DATA FOR THE TASK
↓↓↓
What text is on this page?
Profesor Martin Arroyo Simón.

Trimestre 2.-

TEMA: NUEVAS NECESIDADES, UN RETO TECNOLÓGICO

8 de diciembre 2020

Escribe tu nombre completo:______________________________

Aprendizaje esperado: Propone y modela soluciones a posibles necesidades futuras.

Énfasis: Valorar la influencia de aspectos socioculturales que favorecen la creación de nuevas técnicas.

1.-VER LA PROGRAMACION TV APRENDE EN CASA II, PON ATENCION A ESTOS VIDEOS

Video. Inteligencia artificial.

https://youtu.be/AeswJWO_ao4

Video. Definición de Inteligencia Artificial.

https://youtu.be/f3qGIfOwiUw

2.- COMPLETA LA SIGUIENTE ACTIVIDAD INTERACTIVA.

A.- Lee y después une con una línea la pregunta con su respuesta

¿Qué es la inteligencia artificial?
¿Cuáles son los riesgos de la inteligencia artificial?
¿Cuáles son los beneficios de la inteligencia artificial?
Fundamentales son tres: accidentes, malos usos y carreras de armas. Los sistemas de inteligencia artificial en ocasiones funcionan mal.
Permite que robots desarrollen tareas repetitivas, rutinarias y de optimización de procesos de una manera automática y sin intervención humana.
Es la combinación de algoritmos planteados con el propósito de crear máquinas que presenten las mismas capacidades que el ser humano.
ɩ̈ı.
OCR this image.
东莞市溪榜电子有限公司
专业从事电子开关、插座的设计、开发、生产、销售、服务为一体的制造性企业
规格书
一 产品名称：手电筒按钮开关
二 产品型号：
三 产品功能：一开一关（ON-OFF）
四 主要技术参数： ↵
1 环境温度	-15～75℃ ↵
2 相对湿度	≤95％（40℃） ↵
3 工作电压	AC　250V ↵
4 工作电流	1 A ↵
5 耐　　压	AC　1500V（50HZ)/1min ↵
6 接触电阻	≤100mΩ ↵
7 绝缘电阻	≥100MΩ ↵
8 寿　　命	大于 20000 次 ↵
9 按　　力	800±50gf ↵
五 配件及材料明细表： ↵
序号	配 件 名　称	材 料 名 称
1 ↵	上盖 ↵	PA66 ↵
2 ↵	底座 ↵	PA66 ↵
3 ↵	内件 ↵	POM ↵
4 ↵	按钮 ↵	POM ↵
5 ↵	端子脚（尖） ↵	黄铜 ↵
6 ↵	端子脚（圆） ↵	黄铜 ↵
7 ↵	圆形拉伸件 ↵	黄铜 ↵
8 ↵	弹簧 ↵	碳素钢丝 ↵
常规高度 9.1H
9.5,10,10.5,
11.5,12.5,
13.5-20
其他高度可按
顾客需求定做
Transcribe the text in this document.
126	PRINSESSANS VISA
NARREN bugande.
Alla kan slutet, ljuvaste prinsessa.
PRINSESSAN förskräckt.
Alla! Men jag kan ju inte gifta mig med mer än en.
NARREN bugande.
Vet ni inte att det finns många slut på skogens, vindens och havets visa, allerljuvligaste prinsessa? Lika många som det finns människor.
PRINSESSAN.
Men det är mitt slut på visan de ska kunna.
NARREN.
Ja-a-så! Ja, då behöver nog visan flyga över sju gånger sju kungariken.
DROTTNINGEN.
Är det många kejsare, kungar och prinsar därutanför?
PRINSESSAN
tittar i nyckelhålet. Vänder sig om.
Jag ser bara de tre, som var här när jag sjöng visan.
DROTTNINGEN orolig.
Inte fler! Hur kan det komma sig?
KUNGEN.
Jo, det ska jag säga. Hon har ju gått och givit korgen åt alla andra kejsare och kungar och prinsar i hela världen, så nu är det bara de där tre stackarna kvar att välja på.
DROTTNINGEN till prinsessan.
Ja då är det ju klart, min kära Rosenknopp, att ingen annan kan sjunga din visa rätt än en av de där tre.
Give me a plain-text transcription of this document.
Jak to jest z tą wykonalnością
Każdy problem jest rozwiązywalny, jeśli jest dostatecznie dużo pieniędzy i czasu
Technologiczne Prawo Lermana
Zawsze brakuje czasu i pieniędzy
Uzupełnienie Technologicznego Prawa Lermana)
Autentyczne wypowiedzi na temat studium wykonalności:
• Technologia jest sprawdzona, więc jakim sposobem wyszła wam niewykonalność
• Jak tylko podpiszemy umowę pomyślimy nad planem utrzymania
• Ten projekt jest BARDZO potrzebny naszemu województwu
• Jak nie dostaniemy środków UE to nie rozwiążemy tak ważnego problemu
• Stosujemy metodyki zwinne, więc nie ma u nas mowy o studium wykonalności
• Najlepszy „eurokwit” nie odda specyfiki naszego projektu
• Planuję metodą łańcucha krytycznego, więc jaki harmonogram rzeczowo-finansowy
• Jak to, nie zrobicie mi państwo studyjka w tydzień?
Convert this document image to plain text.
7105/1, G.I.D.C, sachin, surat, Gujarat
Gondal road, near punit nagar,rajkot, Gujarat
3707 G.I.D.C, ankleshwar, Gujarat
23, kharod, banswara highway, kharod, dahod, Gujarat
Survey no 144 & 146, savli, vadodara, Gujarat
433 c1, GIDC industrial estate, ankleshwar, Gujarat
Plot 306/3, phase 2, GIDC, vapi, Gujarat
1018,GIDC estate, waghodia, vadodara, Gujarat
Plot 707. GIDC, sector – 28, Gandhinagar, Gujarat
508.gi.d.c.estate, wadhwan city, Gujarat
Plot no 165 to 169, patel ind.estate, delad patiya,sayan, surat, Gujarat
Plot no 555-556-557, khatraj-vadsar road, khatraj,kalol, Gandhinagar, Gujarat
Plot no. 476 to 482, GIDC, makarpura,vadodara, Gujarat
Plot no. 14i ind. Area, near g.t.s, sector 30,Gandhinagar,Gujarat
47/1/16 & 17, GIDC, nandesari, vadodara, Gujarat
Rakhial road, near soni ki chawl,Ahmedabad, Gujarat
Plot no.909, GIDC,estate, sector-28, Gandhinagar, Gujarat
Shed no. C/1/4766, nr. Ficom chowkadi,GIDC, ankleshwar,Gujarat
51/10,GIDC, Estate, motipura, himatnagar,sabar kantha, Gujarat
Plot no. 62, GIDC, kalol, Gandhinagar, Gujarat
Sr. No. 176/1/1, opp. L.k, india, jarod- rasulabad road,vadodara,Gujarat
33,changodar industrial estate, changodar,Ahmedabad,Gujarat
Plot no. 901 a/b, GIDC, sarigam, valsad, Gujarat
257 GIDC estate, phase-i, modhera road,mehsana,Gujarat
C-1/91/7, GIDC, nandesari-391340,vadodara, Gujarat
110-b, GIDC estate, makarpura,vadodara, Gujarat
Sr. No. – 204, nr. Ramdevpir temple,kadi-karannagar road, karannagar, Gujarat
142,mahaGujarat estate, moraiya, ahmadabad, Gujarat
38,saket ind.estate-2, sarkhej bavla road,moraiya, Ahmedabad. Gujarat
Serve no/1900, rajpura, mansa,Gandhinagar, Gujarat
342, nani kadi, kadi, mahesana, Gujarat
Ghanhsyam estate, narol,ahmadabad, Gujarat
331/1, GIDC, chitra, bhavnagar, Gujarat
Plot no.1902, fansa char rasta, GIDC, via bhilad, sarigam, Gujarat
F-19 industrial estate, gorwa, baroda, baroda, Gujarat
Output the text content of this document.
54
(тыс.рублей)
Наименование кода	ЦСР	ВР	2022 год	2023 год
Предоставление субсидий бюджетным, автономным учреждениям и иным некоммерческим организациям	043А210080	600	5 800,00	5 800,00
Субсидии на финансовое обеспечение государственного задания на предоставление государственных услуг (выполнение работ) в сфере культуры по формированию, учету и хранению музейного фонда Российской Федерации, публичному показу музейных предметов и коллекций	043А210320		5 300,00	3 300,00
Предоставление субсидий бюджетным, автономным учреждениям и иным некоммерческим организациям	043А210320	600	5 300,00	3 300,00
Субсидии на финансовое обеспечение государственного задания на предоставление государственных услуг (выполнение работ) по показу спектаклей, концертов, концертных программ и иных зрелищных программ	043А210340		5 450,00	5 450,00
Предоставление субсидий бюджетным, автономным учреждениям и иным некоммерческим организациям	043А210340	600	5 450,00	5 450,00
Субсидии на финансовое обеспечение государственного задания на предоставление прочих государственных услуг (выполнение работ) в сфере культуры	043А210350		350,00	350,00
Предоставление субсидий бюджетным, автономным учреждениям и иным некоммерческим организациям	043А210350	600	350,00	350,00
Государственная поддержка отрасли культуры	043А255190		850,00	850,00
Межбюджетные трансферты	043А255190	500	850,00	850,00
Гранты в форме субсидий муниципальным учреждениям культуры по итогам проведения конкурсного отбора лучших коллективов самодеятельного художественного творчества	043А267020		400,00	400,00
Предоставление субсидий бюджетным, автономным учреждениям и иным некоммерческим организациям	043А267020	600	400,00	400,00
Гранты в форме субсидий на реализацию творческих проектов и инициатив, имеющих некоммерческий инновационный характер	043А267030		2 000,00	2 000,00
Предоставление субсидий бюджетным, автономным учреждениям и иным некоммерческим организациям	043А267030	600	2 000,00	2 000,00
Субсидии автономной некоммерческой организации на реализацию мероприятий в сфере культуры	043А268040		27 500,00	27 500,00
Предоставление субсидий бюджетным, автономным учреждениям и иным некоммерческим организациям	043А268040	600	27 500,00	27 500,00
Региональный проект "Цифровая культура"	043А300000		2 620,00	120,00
↑↑↑
PROBLEM
Scan the material above. Extract every line in which the word "ankleshwar" occurs.

CORRECT ANSWER
3707 G.I.D.C, ankleshwar, Gujarat
433 c1, GIDC industrial estate, ankleshwar, Gujarat
Shed no. C/1/4766, nr. Ficom chowkadi,GIDC, ankleshwar,Gujarat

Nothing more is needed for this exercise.